WHAT YOU ARE ASKED TO DO
Identify and reproduce every line holding the string "this".

DATA EXCERPTS
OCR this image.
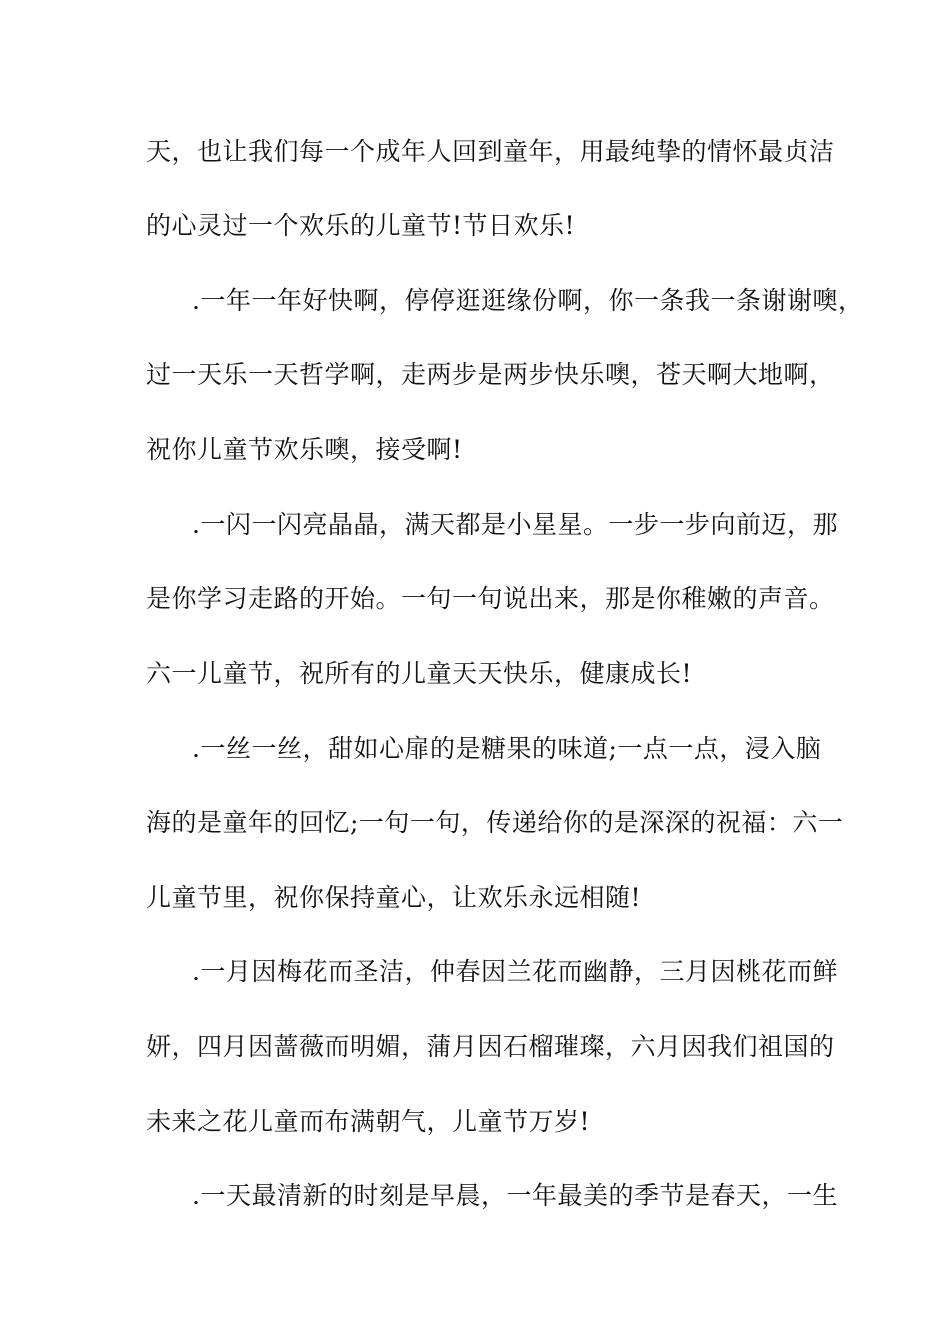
天，也让我们每一个成年人回到童年，用最纯挚的情怀最贞洁
的心灵过一个欢乐的儿童节!节日欢乐!
.一年一年好快啊，停停逛逛缘份啊，你一条我一条谢谢噢，
过一天乐一天哲学啊，走两步是两步快乐噢，苍天啊大地啊，
祝你儿童节欢乐噢，接受啊!
.一闪一闪亮晶晶，满天都是小星星。一步一步向前迈，那
是你学习走路的开始。一句一句说出来，那是你稚嫩的声音。
六一儿童节，祝所有的儿童天天快乐，健康成长!
.一丝一丝，甜如心扉的是糖果的味道;一点一点，浸入脑
海的是童年的回忆;一句一句，传递给你的是深深的祝福：六一
儿童节里，祝你保持童心，让欢乐永远相随!
.一月因梅花而圣洁，仲春因兰花而幽静，三月因桃花而鲜
妍，四月因蔷薇而明媚，蒲月因石榴璀璨，六月因我们祖国的
未来之花儿童而布满朝气，儿童节万岁!
.一天最清新的时刻是早晨，一年最美的季节是春天，一生
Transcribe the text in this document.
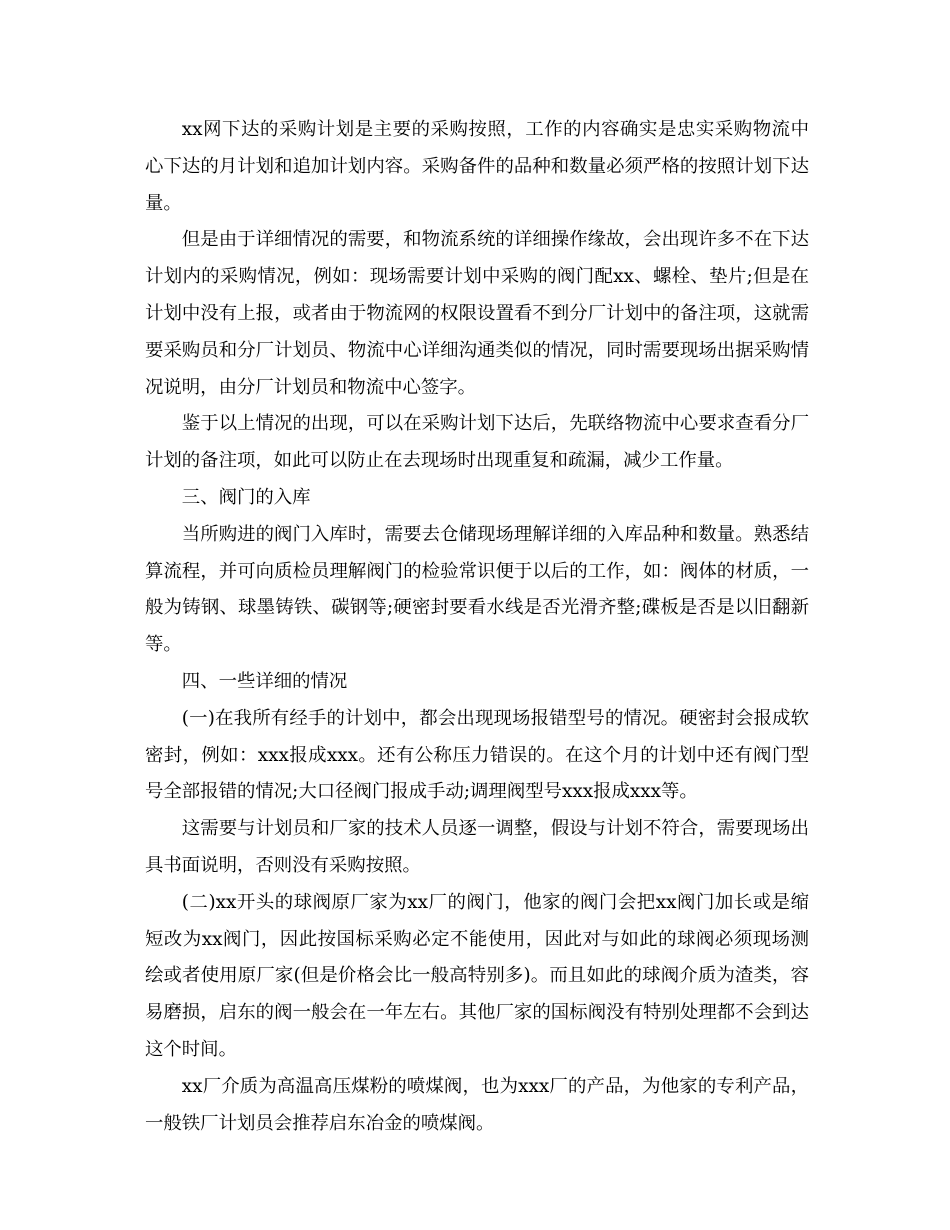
xx网下达的采购计划是主要的采购按照，工作的内容确实是忠实采购物流中心下达的月计划和追加计划内容。采购备件的品种和数量必须严格的按照计划下达量。

但是由于详细情况的需要，和物流系统的详细操作缘故，会出现许多不在下达计划内的采购情况，例如：现场需要计划中采购的阀门配xx、螺栓、垫片;但是在计划中没有上报，或者由于物流网的权限设置看不到分厂计划中的备注项，这就需要采购员和分厂计划员、物流中心详细沟通类似的情况，同时需要现场出据采购情况说明，由分厂计划员和物流中心签字。

鉴于以上情况的出现，可以在采购计划下达后，先联络物流中心要求查看分厂计划的备注项，如此可以防止在去现场时出现重复和疏漏，减少工作量。

三、阀门的入库

当所购进的阀门入库时，需要去仓储现场理解详细的入库品种和数量。熟悉结算流程，并可向质检员理解阀门的检验常识便于以后的工作，如：阀体的材质，一般为铸钢、球墨铸铁、碳钢等;硬密封要看水线是否光滑齐整;碟板是否是以旧翻新等。

四、一些详细的情况

(一)在我所有经手的计划中，都会出现现场报错型号的情况。硬密封会报成软密封，例如：xxx报成xxx。还有公称压力错误的。在这个月的计划中还有阀门型号全部报错的情况;大口径阀门报成手动;调理阀型号xxx报成xxx等。

这需要与计划员和厂家的技术人员逐一调整，假设与计划不符合，需要现场出具书面说明，否则没有采购按照。

(二)xx开头的球阀原厂家为xx厂的阀门，他家的阀门会把xx阀门加长或是缩短改为xx阀门，因此按国标采购必定不能使用，因此对与如此的球阀必须现场测绘或者使用原厂家(但是价格会比一般高特别多)。而且如此的球阀介质为渣类，容易磨损，启东的阀一般会在一年左右。其他厂家的国标阀没有特别处理都不会到达这个时间。

xx厂介质为高温高压煤粉的喷煤阀，也为xxx厂的产品，为他家的专利产品，一般铁厂计划员会推荐启东冶金的喷煤阀。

RESPONSE TO THE TASK
OCR this image.
Transcribe the text in this document.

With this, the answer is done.